INSTRUCTIONS FOR THE TASK -> Set down the material below in full, matching it exactly.

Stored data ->
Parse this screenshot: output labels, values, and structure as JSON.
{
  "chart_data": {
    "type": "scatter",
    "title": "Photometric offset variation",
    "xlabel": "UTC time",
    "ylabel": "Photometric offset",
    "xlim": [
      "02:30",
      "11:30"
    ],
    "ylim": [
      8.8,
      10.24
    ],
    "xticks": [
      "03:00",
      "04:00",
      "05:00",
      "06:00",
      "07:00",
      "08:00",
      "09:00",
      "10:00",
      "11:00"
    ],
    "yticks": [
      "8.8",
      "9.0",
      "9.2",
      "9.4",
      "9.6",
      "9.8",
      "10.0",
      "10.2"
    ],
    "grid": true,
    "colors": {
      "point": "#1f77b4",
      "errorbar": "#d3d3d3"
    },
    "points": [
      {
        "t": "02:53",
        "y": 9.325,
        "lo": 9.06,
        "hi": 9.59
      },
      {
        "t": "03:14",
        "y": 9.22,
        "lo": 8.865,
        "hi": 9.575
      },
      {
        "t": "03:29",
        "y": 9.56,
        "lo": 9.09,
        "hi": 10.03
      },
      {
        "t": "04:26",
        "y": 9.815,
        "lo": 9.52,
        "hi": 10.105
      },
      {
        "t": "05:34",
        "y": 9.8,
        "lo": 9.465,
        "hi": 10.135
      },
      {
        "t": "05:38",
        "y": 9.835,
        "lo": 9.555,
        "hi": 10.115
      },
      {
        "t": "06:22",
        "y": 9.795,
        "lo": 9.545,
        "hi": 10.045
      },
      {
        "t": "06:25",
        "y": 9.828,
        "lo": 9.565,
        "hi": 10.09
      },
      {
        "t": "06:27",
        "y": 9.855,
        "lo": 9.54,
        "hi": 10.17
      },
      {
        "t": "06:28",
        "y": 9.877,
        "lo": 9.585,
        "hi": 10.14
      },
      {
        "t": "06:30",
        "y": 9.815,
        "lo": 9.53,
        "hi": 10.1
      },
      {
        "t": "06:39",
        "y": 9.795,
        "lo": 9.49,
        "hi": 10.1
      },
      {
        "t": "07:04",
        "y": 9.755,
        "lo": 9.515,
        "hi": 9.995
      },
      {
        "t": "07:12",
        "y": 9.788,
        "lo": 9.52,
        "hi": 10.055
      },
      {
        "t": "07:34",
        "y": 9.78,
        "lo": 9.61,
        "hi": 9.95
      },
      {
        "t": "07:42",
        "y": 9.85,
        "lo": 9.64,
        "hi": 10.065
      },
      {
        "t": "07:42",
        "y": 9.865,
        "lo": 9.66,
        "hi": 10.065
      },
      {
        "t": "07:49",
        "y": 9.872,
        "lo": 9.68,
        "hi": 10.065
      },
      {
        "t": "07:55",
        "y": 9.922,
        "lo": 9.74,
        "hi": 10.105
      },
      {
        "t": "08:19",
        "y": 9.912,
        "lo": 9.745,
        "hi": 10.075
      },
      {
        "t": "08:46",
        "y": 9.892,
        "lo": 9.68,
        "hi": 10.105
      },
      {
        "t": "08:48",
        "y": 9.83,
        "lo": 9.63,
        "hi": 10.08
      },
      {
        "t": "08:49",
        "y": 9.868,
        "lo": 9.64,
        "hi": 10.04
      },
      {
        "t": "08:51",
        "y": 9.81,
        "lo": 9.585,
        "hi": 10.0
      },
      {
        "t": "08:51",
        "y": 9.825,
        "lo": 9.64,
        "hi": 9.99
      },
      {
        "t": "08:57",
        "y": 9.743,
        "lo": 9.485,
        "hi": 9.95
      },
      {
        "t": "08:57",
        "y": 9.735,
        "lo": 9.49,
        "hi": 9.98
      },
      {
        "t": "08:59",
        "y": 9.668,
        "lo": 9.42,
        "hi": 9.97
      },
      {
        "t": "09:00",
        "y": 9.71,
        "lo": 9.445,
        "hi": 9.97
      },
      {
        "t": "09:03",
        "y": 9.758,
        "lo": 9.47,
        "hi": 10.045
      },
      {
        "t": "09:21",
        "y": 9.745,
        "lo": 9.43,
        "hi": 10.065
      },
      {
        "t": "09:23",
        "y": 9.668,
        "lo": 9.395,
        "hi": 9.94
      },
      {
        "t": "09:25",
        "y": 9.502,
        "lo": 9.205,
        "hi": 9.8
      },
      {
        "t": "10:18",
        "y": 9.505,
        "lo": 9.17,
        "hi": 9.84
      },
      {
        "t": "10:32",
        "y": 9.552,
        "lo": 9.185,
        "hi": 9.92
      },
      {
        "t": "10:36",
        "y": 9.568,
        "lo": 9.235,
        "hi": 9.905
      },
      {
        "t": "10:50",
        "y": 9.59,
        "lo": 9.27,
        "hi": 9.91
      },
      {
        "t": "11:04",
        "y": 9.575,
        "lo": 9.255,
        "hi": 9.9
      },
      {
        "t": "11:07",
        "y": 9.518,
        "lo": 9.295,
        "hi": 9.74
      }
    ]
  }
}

ANSWER FOR THE TASK ->
Parse this screenshot: output labels, values, and structure as JSON.
{
  "chart_data": {
    "type": "scatter",
    "title": "Photometric offset variation",
    "xlabel": "UTC time",
    "ylabel": "Photometric offset",
    "xlim": [
      "02:30",
      "11:30"
    ],
    "ylim": [
      8.8,
      10.24
    ],
    "xticks": [
      "03:00",
      "04:00",
      "05:00",
      "06:00",
      "07:00",
      "08:00",
      "09:00",
      "10:00",
      "11:00"
    ],
    "yticks": [
      "8.8",
      "9.0",
      "9.2",
      "9.4",
      "9.6",
      "9.8",
      "10.0",
      "10.2"
    ],
    "grid": true,
    "colors": {
      "point": "#1f77b4",
      "errorbar": "#d3d3d3"
    },
    "points": [
      {
        "t": "02:53",
        "y": 9.325,
        "lo": 9.06,
        "hi": 9.59
      },
      {
        "t": "03:14",
        "y": 9.22,
        "lo": 8.865,
        "hi": 9.575
      },
      {
        "t": "03:29",
        "y": 9.56,
        "lo": 9.09,
        "hi": 10.03
      },
      {
        "t": "04:26",
        "y": 9.815,
        "lo": 9.52,
        "hi": 10.105
      },
      {
        "t": "05:34",
        "y": 9.8,
        "lo": 9.465,
        "hi": 10.135
      },
      {
        "t": "05:38",
        "y": 9.835,
        "lo": 9.555,
        "hi": 10.115
      },
      {
        "t": "06:22",
        "y": 9.795,
        "lo": 9.545,
        "hi": 10.045
      },
      {
        "t": "06:25",
        "y": 9.828,
        "lo": 9.565,
        "hi": 10.09
      },
      {
        "t": "06:27",
        "y": 9.855,
        "lo": 9.54,
        "hi": 10.17
      },
      {
        "t": "06:28",
        "y": 9.877,
        "lo": 9.585,
        "hi": 10.14
      },
      {
        "t": "06:30",
        "y": 9.815,
        "lo": 9.53,
        "hi": 10.1
      },
      {
        "t": "06:39",
        "y": 9.795,
        "lo": 9.49,
        "hi": 10.1
      },
      {
        "t": "07:04",
        "y": 9.755,
        "lo": 9.515,
        "hi": 9.995
      },
      {
        "t": "07:12",
        "y": 9.788,
        "lo": 9.52,
        "hi": 10.055
      },
      {
        "t": "07:34",
        "y": 9.78,
        "lo": 9.61,
        "hi": 9.95
      },
      {
        "t": "07:42",
        "y": 9.85,
        "lo": 9.64,
        "hi": 10.065
      },
      {
        "t": "07:42",
        "y": 9.865,
        "lo": 9.66,
        "hi": 10.065
      },
      {
        "t": "07:49",
        "y": 9.872,
        "lo": 9.68,
        "hi": 10.065
      },
      {
        "t": "07:55",
        "y": 9.922,
        "lo": 9.74,
        "hi": 10.105
      },
      {
        "t": "08:19",
        "y": 9.912,
        "lo": 9.745,
        "hi": 10.075
      },
      {
        "t": "08:46",
        "y": 9.892,
        "lo": 9.68,
        "hi": 10.105
      },
      {
        "t": "08:48",
        "y": 9.83,
        "lo": 9.63,
        "hi": 10.08
      },
      {
        "t": "08:49",
        "y": 9.868,
        "lo": 9.64,
        "hi": 10.04
      },
      {
        "t": "08:51",
        "y": 9.81,
        "lo": 9.585,
        "hi": 10.0
      },
      {
        "t": "08:51",
        "y": 9.825,
        "lo": 9.64,
        "hi": 9.99
      },
      {
        "t": "08:57",
        "y": 9.743,
        "lo": 9.485,
        "hi": 9.95
      },
      {
        "t": "08:57",
        "y": 9.735,
        "lo": 9.49,
        "hi": 9.98
      },
      {
        "t": "08:59",
        "y": 9.668,
        "lo": 9.42,
        "hi": 9.97
      },
      {
        "t": "09:00",
        "y": 9.71,
        "lo": 9.445,
        "hi": 9.97
      },
      {
        "t": "09:03",
        "y": 9.758,
        "lo": 9.47,
        "hi": 10.045
      },
      {
        "t": "09:21",
        "y": 9.745,
        "lo": 9.43,
        "hi": 10.065
      },
      {
        "t": "09:23",
        "y": 9.668,
        "lo": 9.395,
        "hi": 9.94
      },
      {
        "t": "09:25",
        "y": 9.502,
        "lo": 9.205,
        "hi": 9.8
      },
      {
        "t": "10:18",
        "y": 9.505,
        "lo": 9.17,
        "hi": 9.84
      },
      {
        "t": "10:32",
        "y": 9.552,
        "lo": 9.185,
        "hi": 9.92
      },
      {
        "t": "10:36",
        "y": 9.568,
        "lo": 9.235,
        "hi": 9.905
      },
      {
        "t": "10:50",
        "y": 9.59,
        "lo": 9.27,
        "hi": 9.91
      },
      {
        "t": "11:04",
        "y": 9.575,
        "lo": 9.255,
        "hi": 9.9
      },
      {
        "t": "11:07",
        "y": 9.518,
        "lo": 9.295,
        "hi": 9.74
      }
    ]
  }
}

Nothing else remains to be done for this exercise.